_REQUIREMENTS_
Copy out the items starting at the line containing "data-point <box>581 260 593 272</box>" and ending at the line containing "y-tick-label: -8 <box>22 434 31 442</box>", keeping each one as it stands.

_GIVEN DATA_
==================================================
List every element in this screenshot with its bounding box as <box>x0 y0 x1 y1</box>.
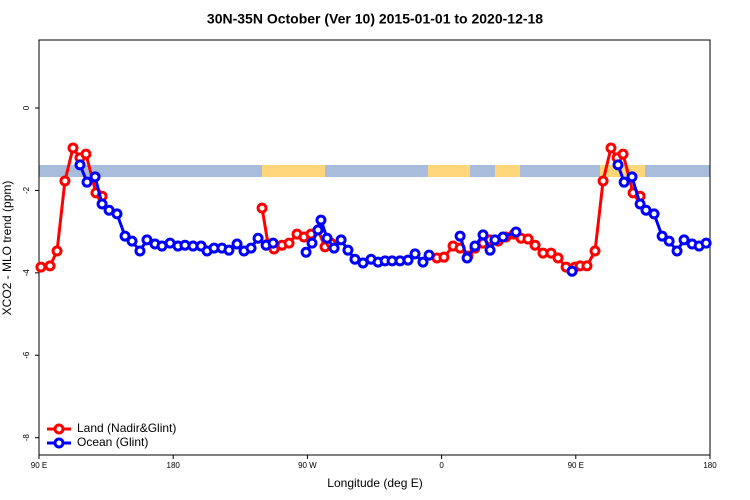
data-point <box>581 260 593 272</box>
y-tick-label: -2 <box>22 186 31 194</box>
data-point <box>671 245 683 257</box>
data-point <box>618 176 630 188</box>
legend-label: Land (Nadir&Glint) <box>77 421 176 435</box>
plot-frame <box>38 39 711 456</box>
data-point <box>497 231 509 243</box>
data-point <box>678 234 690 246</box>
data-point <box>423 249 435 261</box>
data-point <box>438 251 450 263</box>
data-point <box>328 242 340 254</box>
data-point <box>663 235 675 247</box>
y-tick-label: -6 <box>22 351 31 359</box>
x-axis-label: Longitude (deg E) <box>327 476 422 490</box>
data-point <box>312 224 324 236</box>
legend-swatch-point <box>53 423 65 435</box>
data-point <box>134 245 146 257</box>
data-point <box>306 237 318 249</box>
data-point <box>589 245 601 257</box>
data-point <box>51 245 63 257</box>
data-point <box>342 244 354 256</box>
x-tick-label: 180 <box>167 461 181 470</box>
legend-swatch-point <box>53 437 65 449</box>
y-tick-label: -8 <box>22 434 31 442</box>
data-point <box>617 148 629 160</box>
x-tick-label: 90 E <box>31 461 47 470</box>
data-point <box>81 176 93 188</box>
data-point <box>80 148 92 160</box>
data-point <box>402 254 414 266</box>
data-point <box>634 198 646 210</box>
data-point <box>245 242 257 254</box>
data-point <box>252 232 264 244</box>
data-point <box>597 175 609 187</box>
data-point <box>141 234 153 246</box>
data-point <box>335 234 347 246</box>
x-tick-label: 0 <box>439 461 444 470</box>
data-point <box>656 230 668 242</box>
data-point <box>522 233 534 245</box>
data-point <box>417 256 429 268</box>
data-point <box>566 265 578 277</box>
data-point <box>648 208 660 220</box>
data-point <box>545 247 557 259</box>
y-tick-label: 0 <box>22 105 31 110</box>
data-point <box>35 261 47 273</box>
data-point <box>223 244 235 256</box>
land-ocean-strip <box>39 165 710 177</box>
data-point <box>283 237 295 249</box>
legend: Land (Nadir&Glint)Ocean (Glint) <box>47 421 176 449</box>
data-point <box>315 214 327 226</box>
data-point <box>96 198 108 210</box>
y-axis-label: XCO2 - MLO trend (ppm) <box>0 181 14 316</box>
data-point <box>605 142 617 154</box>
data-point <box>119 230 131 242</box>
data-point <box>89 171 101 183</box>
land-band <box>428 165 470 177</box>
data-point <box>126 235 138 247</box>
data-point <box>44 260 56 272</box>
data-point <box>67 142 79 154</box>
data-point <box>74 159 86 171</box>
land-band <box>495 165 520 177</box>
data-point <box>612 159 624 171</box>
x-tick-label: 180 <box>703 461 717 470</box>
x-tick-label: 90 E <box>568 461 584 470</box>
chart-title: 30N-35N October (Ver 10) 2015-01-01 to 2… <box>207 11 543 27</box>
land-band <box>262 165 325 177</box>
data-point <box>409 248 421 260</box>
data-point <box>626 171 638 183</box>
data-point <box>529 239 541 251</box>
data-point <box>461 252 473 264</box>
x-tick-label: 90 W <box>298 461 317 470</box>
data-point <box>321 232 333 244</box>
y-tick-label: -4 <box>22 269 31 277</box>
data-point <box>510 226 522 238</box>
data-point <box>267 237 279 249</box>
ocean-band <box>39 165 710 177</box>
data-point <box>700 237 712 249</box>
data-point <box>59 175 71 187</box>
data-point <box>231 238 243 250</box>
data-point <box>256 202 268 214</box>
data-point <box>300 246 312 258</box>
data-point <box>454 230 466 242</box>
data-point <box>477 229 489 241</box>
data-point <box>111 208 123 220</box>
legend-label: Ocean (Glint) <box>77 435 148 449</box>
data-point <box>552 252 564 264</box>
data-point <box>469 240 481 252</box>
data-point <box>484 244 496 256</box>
==================================================
_EXPECTED ANSWER_
data-point <box>581 260 593 272</box>
y-tick-label: -2 <box>22 186 31 194</box>
data-point <box>671 245 683 257</box>
data-point <box>618 176 630 188</box>
legend-label: Land (Nadir&Glint) <box>77 421 176 435</box>
plot-frame <box>38 39 711 456</box>
data-point <box>497 231 509 243</box>
data-point <box>678 234 690 246</box>
data-point <box>423 249 435 261</box>
data-point <box>438 251 450 263</box>
data-point <box>328 242 340 254</box>
data-point <box>663 235 675 247</box>
y-tick-label: -6 <box>22 351 31 359</box>
x-axis-label: Longitude (deg E) <box>327 476 422 490</box>
data-point <box>312 224 324 236</box>
legend-swatch-point <box>53 423 65 435</box>
data-point <box>134 245 146 257</box>
data-point <box>306 237 318 249</box>
data-point <box>589 245 601 257</box>
data-point <box>51 245 63 257</box>
data-point <box>342 244 354 256</box>
x-tick-label: 180 <box>167 461 181 470</box>
legend-swatch-point <box>53 437 65 449</box>
y-tick-label: -8 <box>22 434 31 442</box>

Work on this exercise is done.